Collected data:

──────────

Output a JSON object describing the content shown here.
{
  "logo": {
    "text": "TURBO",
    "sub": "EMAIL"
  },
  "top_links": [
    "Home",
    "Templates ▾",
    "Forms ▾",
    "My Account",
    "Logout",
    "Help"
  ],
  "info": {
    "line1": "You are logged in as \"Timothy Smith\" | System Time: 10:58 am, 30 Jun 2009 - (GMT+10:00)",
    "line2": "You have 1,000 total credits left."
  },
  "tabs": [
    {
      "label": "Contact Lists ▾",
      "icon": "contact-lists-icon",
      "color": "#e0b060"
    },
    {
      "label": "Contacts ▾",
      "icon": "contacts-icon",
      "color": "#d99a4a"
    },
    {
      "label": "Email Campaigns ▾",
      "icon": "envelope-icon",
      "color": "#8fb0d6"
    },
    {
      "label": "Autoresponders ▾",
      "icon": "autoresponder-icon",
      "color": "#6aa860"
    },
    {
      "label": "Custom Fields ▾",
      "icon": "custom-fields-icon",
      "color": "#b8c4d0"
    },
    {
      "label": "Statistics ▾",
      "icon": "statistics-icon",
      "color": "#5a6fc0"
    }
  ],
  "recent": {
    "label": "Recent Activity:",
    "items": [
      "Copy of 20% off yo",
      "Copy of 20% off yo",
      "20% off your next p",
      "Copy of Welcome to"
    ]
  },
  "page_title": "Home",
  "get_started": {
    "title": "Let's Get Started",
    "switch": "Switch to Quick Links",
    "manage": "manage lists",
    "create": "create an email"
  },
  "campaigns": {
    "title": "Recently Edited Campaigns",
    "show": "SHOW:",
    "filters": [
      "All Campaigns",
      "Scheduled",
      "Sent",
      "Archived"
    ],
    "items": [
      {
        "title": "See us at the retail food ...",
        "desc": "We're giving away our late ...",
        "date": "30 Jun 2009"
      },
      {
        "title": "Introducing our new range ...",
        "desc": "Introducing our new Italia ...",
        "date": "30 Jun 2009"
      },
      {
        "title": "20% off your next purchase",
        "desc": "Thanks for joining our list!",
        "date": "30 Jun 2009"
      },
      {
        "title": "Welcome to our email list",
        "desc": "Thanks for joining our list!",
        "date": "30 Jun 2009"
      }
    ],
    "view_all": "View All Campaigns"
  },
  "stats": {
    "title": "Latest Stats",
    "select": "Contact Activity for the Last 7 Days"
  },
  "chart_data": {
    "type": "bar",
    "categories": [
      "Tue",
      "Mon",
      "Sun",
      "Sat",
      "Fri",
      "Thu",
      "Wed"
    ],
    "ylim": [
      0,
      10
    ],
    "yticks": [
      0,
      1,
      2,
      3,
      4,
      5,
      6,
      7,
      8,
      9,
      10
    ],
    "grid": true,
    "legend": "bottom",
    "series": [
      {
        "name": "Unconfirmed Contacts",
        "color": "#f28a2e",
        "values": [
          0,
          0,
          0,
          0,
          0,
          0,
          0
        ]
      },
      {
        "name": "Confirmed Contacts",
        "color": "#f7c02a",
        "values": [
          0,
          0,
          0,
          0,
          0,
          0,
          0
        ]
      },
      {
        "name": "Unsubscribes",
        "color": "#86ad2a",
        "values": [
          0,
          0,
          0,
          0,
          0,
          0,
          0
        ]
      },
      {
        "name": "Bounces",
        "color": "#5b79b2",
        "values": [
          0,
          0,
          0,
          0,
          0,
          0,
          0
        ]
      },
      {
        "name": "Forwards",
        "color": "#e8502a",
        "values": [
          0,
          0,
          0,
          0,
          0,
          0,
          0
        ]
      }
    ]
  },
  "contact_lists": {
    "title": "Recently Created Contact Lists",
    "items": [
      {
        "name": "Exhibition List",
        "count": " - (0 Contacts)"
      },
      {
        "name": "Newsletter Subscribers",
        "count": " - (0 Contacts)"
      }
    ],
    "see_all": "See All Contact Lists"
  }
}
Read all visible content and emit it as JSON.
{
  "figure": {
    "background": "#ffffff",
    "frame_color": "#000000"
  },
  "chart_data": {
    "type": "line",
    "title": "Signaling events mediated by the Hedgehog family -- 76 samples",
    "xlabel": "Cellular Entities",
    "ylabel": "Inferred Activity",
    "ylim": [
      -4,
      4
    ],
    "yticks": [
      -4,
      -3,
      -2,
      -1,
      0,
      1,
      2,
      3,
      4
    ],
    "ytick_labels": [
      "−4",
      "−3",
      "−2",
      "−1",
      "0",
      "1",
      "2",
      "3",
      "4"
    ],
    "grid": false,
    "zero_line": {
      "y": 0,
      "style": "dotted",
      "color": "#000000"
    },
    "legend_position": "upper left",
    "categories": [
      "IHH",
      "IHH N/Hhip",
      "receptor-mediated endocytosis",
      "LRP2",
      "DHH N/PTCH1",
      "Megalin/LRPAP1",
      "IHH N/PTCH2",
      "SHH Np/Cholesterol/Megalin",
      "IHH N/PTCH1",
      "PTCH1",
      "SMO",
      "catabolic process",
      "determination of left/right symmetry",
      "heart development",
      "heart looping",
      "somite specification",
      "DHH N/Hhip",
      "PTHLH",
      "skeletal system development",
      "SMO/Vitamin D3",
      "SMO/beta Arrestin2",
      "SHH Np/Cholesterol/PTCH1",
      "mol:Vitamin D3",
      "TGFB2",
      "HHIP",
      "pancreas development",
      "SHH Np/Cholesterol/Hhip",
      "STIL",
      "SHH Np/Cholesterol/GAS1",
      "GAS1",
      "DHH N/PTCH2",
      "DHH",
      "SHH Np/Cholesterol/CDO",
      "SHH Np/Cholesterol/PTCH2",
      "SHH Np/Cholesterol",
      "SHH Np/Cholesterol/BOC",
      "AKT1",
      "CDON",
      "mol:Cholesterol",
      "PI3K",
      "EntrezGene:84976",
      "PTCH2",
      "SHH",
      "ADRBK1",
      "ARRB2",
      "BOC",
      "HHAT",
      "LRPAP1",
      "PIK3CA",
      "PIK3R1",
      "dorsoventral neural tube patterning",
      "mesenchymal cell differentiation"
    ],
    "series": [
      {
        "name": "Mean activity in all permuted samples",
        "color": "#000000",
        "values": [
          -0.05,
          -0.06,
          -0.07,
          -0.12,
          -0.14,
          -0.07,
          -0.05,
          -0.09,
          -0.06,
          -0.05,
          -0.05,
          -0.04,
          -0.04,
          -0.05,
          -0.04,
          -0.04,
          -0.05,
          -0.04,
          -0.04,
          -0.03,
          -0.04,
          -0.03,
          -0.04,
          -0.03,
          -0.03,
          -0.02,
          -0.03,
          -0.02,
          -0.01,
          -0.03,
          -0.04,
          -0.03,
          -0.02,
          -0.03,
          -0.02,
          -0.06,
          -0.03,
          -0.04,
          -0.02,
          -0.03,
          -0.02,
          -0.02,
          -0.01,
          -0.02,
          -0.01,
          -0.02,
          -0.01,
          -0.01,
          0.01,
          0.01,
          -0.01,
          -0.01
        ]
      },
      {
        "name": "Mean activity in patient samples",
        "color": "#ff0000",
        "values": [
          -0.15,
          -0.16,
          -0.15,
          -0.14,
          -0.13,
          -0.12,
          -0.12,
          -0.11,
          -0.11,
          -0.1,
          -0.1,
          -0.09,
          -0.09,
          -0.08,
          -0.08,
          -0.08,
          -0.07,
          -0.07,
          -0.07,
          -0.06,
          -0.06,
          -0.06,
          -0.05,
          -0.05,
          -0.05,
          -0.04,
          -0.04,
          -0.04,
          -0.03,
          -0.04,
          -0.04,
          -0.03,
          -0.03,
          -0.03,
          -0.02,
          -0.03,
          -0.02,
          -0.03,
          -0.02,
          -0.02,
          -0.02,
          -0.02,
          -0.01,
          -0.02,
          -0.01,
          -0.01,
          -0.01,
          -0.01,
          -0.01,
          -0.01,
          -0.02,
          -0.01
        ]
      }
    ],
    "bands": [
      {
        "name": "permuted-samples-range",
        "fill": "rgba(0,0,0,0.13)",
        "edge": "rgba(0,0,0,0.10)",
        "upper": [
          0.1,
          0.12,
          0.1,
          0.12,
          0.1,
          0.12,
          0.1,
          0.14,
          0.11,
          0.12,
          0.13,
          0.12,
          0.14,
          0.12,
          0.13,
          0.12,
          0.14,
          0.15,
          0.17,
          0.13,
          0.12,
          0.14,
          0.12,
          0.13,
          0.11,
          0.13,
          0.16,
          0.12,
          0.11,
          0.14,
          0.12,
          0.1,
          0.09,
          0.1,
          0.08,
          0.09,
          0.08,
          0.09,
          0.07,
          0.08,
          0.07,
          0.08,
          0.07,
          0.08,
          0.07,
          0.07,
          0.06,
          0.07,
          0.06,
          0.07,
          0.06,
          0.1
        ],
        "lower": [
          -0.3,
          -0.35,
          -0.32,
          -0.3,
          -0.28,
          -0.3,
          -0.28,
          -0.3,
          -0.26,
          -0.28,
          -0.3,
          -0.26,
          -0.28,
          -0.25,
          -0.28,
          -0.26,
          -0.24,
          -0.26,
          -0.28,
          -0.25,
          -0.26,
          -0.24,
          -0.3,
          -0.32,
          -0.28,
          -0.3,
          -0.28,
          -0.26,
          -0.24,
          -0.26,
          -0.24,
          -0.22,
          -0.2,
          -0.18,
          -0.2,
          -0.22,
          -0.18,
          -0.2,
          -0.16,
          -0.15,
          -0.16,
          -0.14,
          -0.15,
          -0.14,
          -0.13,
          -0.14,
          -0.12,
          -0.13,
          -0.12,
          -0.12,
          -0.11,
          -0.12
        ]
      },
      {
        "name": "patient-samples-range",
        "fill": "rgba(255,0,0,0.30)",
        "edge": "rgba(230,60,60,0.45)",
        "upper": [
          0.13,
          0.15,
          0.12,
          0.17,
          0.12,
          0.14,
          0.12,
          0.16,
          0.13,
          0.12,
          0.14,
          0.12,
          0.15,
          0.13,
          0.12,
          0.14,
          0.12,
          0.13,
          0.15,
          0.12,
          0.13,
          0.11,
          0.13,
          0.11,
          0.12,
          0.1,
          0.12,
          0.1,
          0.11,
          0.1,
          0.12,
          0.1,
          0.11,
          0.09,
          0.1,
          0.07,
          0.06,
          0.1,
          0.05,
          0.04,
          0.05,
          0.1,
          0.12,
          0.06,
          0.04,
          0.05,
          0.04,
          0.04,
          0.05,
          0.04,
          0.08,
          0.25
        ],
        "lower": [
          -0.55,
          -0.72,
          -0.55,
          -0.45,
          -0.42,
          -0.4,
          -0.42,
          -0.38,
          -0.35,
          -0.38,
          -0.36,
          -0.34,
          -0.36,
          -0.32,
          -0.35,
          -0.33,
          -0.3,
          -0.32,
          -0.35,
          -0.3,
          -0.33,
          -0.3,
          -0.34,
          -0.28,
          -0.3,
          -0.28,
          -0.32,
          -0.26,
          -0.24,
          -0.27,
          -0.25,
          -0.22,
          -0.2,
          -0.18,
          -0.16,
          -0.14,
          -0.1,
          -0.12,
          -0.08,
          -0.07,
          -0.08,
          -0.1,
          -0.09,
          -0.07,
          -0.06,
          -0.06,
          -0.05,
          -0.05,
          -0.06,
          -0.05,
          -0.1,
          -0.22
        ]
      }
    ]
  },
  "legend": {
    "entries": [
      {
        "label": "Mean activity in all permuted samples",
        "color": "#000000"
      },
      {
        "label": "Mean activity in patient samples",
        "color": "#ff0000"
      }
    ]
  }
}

──────────

| Instruction |
Return each line of the listing that holds the string "JSON".

| Expected answer |
Output a JSON object describing the content shown here.
Read all visible content and emit it as JSON.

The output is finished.